Exercise directions: Omit all pictures and give the records below again exactly as written.

=== Working data ===

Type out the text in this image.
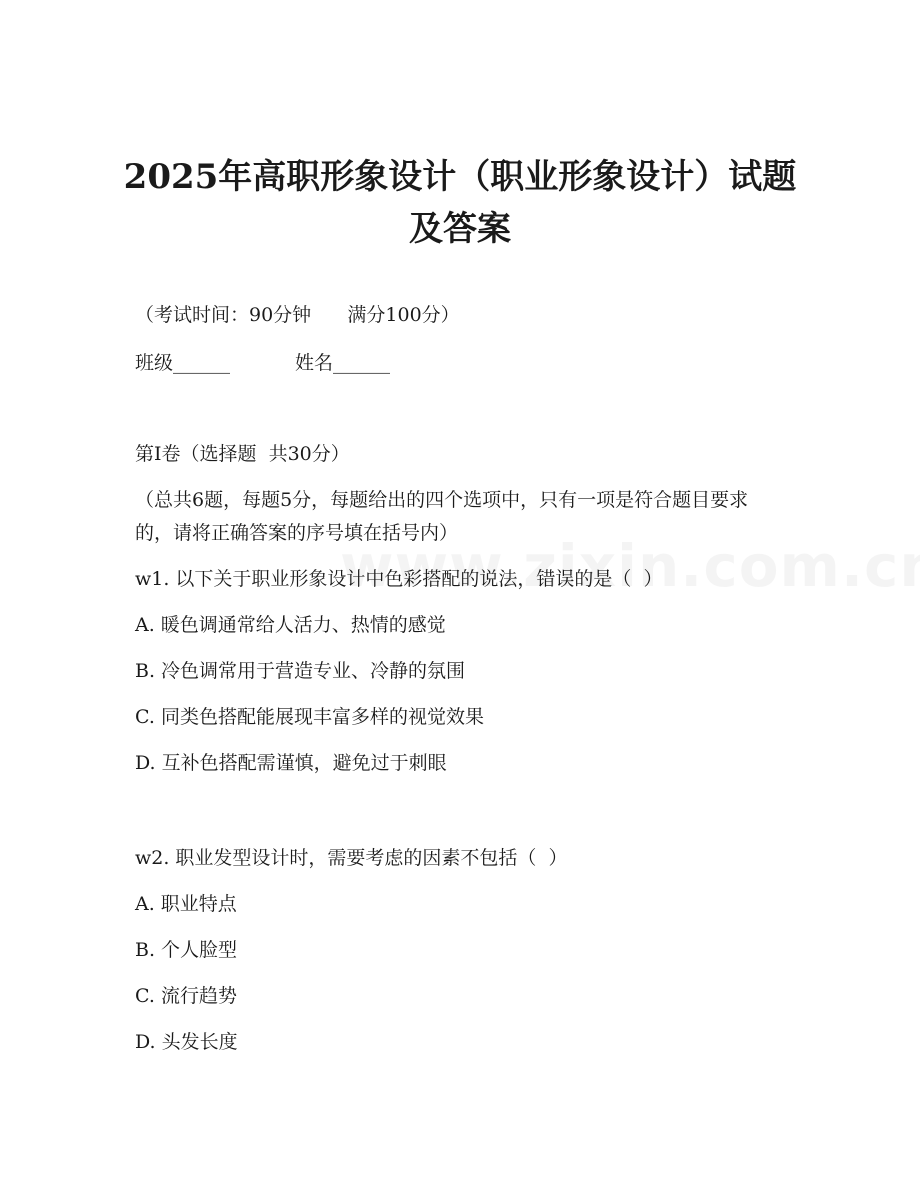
2025年高职形象设计（职业形象设计）试题
及答案
（考试时间：90分钟      满分100分）
班级______	姓名______
第Ⅰ卷（选择题  共30分）
（总共6题，每题5分，每题给出的四个选项中，只有一项是符合题目要求的，请将正确答案的序号填在括号内）
w1. 以下关于职业形象设计中色彩搭配的说法，错误的是（  ）
A. 暖色调通常给人活力、热情的感觉
B. 冷色调常用于营造专业、冷静的氛围
C. 同类色搭配能展现丰富多样的视觉效果
D. 互补色搭配需谨慎，避免过于刺眼
w2. 职业发型设计时，需要考虑的因素不包括（  ）
A. 职业特点
B. 个人脸型
C. 流行趋势
D. 头发长度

===

Solution for this task:
Type out the text in this image.
2025年高职形象设计（职业形象设计）试题
及答案
（考试时间：90分钟      满分100分）
班级______	姓名______
第Ⅰ卷（选择题  共30分）
（总共6题，每题5分，每题给出的四个选项中，只有一项是符合题目要求的，请将正确答案的序号填在括号内）
w1. 以下关于职业形象设计中色彩搭配的说法，错误的是（  ）
A. 暖色调通常给人活力、热情的感觉
B. 冷色调常用于营造专业、冷静的氛围
C. 同类色搭配能展现丰富多样的视觉效果
D. 互补色搭配需谨慎，避免过于刺眼
w2. 职业发型设计时，需要考虑的因素不包括（  ）
A. 职业特点
B. 个人脸型
C. 流行趋势
D. 头发长度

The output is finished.